Omit all images. Write out the rest of the material exactly.

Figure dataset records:
┌────────
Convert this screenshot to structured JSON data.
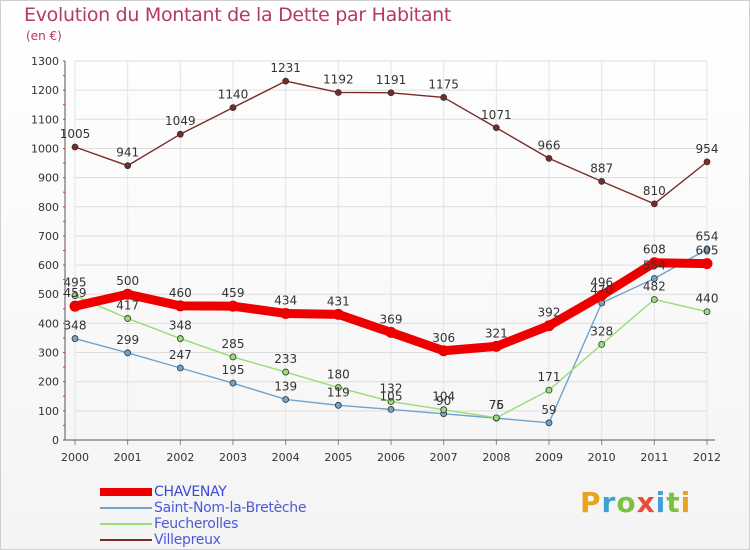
{
  "title": "Evolution du Montant de la Dette par Habitant",
  "subtitle": "(en €)",
  "logo": {
    "text": "Proxiti",
    "colors": [
      "#e8a41c",
      "#3fa0d8",
      "#7cc242",
      "#e84d3c",
      "#3fa0d8",
      "#7cc242",
      "#e8a41c"
    ]
  },
  "chart_data": {
    "type": "line",
    "title": "Evolution du Montant de la Dette par Habitant",
    "subtitle": "(en €)",
    "xlabel": "",
    "ylabel": "",
    "ylim": [
      0,
      1300
    ],
    "yticks": [
      0,
      100,
      200,
      300,
      400,
      500,
      600,
      700,
      800,
      900,
      1000,
      1100,
      1200,
      1300
    ],
    "grid": true,
    "legend_position": "bottom-left",
    "x": [
      "2000",
      "2001",
      "2002",
      "2003",
      "2004",
      "2005",
      "2006",
      "2007",
      "2008",
      "2009",
      "2010",
      "2011",
      "2012"
    ],
    "series": [
      {
        "name": "CHAVENAY",
        "color": "#ee0000",
        "values": [
          459,
          500,
          460,
          459,
          434,
          431,
          369,
          306,
          321,
          392,
          496,
          608,
          605
        ]
      },
      {
        "name": "Saint-Nom-la-Bretèche",
        "color": "#6fa3cc",
        "values": [
          348,
          299,
          247,
          195,
          139,
          119,
          105,
          90,
          75,
          59,
          470,
          554,
          654
        ]
      },
      {
        "name": "Feucherolles",
        "color": "#99dd77",
        "values": [
          495,
          417,
          348,
          285,
          233,
          180,
          132,
          104,
          76,
          171,
          328,
          482,
          440
        ]
      },
      {
        "name": "Villepreux",
        "color": "#7a2a2a",
        "values": [
          1005,
          941,
          1049,
          1140,
          1231,
          1192,
          1191,
          1175,
          1071,
          966,
          887,
          810,
          954
        ]
      }
    ]
  }
}
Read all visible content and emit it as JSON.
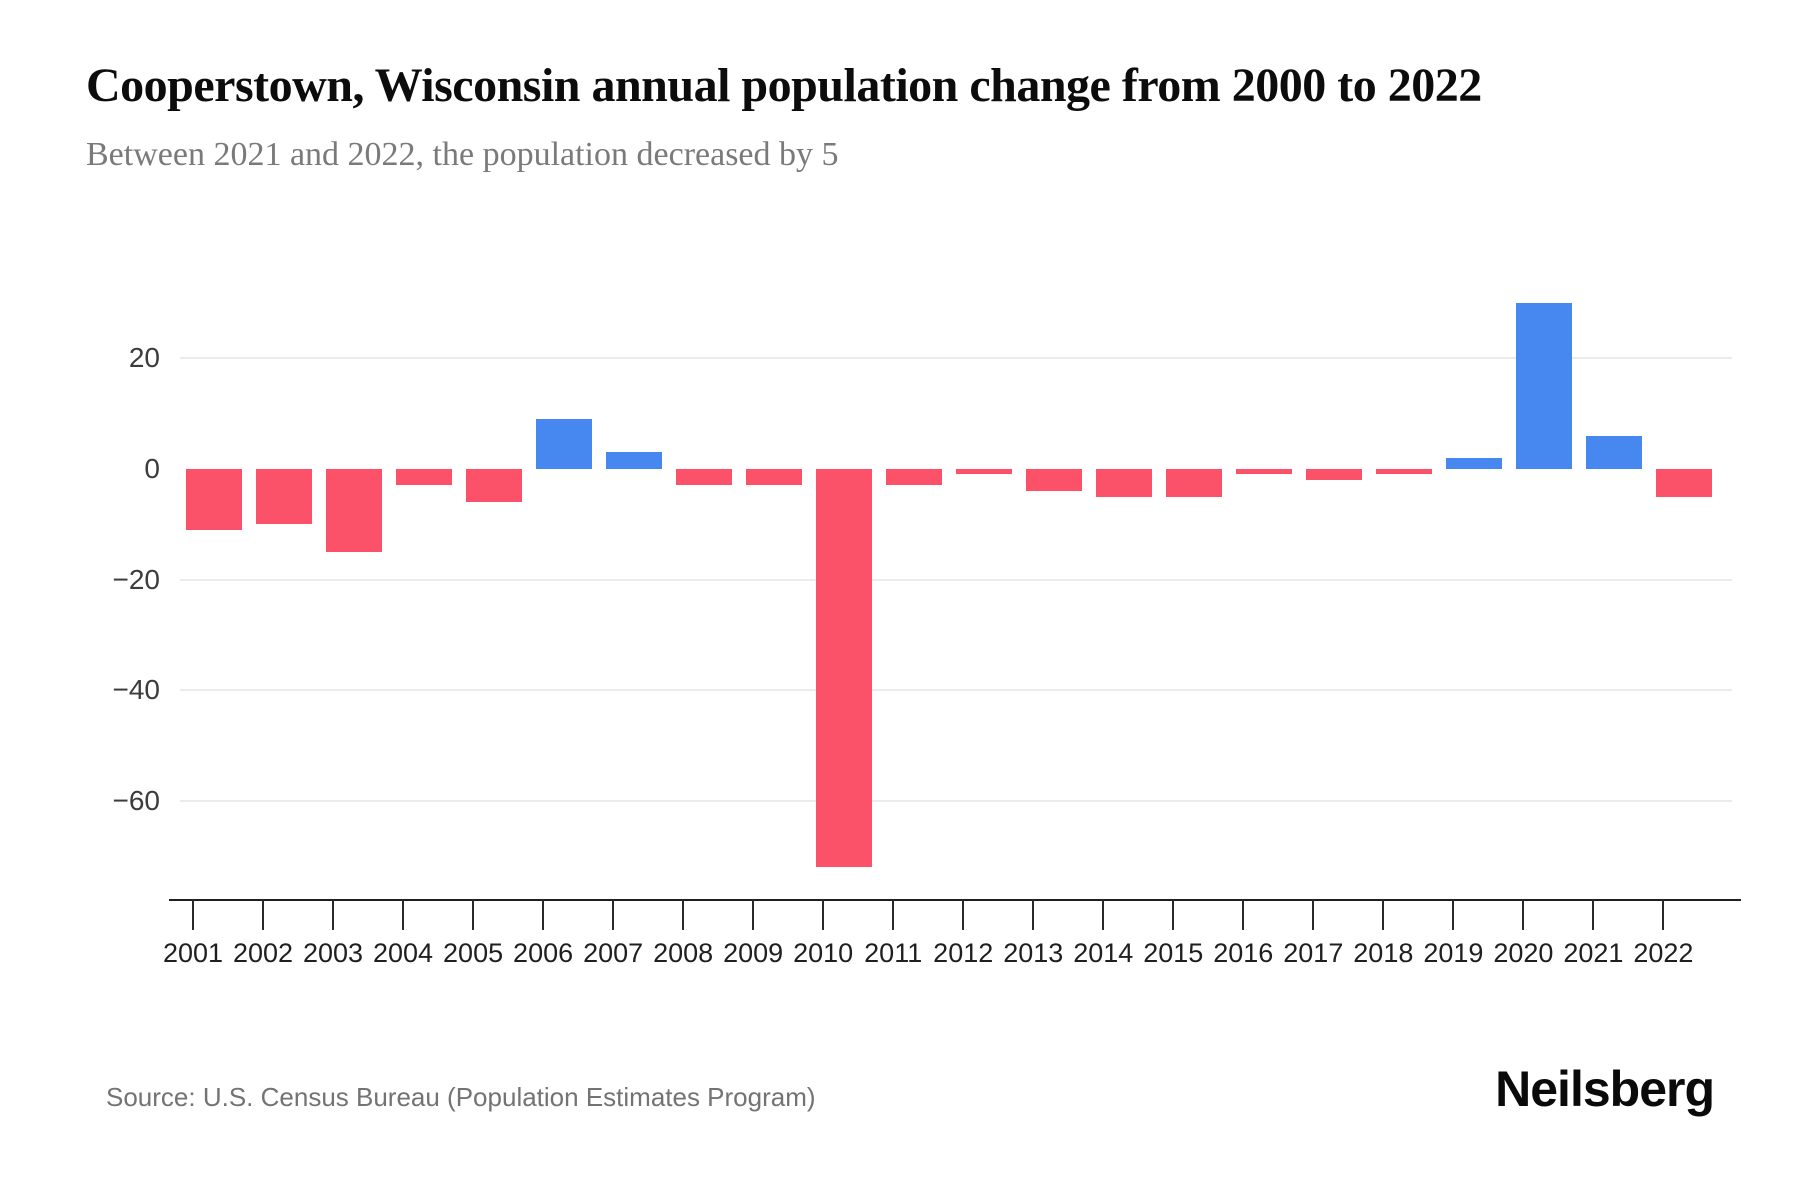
{
  "header": {
    "title": "Cooperstown, Wisconsin annual population change from 2000 to 2022",
    "subtitle": "Between 2021 and 2022, the population decreased by 5"
  },
  "footer": {
    "source": "Source: U.S. Census Bureau (Population Estimates Program)",
    "brand": "Neilsberg"
  },
  "colors": {
    "positive_bar": "#4687f0",
    "negative_bar": "#fb5169",
    "gridline": "#ebebeb",
    "axis": "#1f1f1f",
    "title_text": "#0c0c0c",
    "subtitle_text": "#7a7a7a"
  },
  "chart_data": {
    "type": "bar",
    "title": "Cooperstown, Wisconsin annual population change from 2000 to 2022",
    "subtitle": "Between 2021 and 2022, the population decreased by 5",
    "xlabel": "",
    "ylabel": "",
    "categories": [
      "2001",
      "2002",
      "2003",
      "2004",
      "2005",
      "2006",
      "2007",
      "2008",
      "2009",
      "2010",
      "2011",
      "2012",
      "2013",
      "2014",
      "2015",
      "2016",
      "2017",
      "2018",
      "2019",
      "2020",
      "2021",
      "2022"
    ],
    "values": [
      -11,
      -10,
      -15,
      -3,
      -6,
      9,
      3,
      -3,
      -3,
      -72,
      -3,
      -1,
      -4,
      -5,
      -5,
      -1,
      -2,
      -1,
      2,
      30,
      6,
      -5
    ],
    "y_ticks": [
      20,
      0,
      -20,
      -40,
      -60
    ],
    "gridlines_at": [
      20,
      -20,
      -40,
      -60
    ],
    "ylim": [
      -78,
      36
    ],
    "legend": "none",
    "grid": "horizontal-only",
    "positive_color": "#4687f0",
    "negative_color": "#fb5169"
  }
}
└────────
_Answer for the task_.
Convert this screenshot to structured JSON data.
{
  "title": "Evolution du Montant de la Dette par Habitant",
  "subtitle": "(en €)",
  "logo": {
    "text": "Proxiti",
    "colors": [
      "#e8a41c",
      "#3fa0d8",
      "#7cc242",
      "#e84d3c",
      "#3fa0d8",
      "#7cc242",
      "#e8a41c"
    ]
  },
  "chart_data": {
    "type": "line",
    "title": "Evolution du Montant de la Dette par Habitant",
    "subtitle": "(en €)",
    "xlabel": "",
    "ylabel": "",
    "ylim": [
      0,
      1300
    ],
    "yticks": [
      0,
      100,
      200,
      300,
      400,
      500,
      600,
      700,
      800,
      900,
      1000,
      1100,
      1200,
      1300
    ],
    "grid": true,
    "legend_position": "bottom-left",
    "x": [
      "2000",
      "2001",
      "2002",
      "2003",
      "2004",
      "2005",
      "2006",
      "2007",
      "2008",
      "2009",
      "2010",
      "2011",
      "2012"
    ],
    "series": [
      {
        "name": "CHAVENAY",
        "color": "#ee0000",
        "values": [
          459,
          500,
          460,
          459,
          434,
          431,
          369,
          306,
          321,
          392,
          496,
          608,
          605
        ]
      },
      {
        "name": "Saint-Nom-la-Bretèche",
        "color": "#6fa3cc",
        "values": [
          348,
          299,
          247,
          195,
          139,
          119,
          105,
          90,
          75,
          59,
          470,
          554,
          654
        ]
      },
      {
        "name": "Feucherolles",
        "color": "#99dd77",
        "values": [
          495,
          417,
          348,
          285,
          233,
          180,
          132,
          104,
          76,
          171,
          328,
          482,
          440
        ]
      },
      {
        "name": "Villepreux",
        "color": "#7a2a2a",
        "values": [
          1005,
          941,
          1049,
          1140,
          1231,
          1192,
          1191,
          1175,
          1071,
          966,
          887,
          810,
          954
        ]
      }
    ]
  }
}
Read all visible content and emit it as JSON.
{
  "header": {
    "title": "Cooperstown, Wisconsin annual population change from 2000 to 2022",
    "subtitle": "Between 2021 and 2022, the population decreased by 5"
  },
  "footer": {
    "source": "Source: U.S. Census Bureau (Population Estimates Program)",
    "brand": "Neilsberg"
  },
  "colors": {
    "positive_bar": "#4687f0",
    "negative_bar": "#fb5169",
    "gridline": "#ebebeb",
    "axis": "#1f1f1f",
    "title_text": "#0c0c0c",
    "subtitle_text": "#7a7a7a"
  },
  "chart_data": {
    "type": "bar",
    "title": "Cooperstown, Wisconsin annual population change from 2000 to 2022",
    "subtitle": "Between 2021 and 2022, the population decreased by 5",
    "xlabel": "",
    "ylabel": "",
    "categories": [
      "2001",
      "2002",
      "2003",
      "2004",
      "2005",
      "2006",
      "2007",
      "2008",
      "2009",
      "2010",
      "2011",
      "2012",
      "2013",
      "2014",
      "2015",
      "2016",
      "2017",
      "2018",
      "2019",
      "2020",
      "2021",
      "2022"
    ],
    "values": [
      -11,
      -10,
      -15,
      -3,
      -6,
      9,
      3,
      -3,
      -3,
      -72,
      -3,
      -1,
      -4,
      -5,
      -5,
      -1,
      -2,
      -1,
      2,
      30,
      6,
      -5
    ],
    "y_ticks": [
      20,
      0,
      -20,
      -40,
      -60
    ],
    "gridlines_at": [
      20,
      -20,
      -40,
      -60
    ],
    "ylim": [
      -78,
      36
    ],
    "legend": "none",
    "grid": "horizontal-only",
    "positive_color": "#4687f0",
    "negative_color": "#fb5169"
  }
}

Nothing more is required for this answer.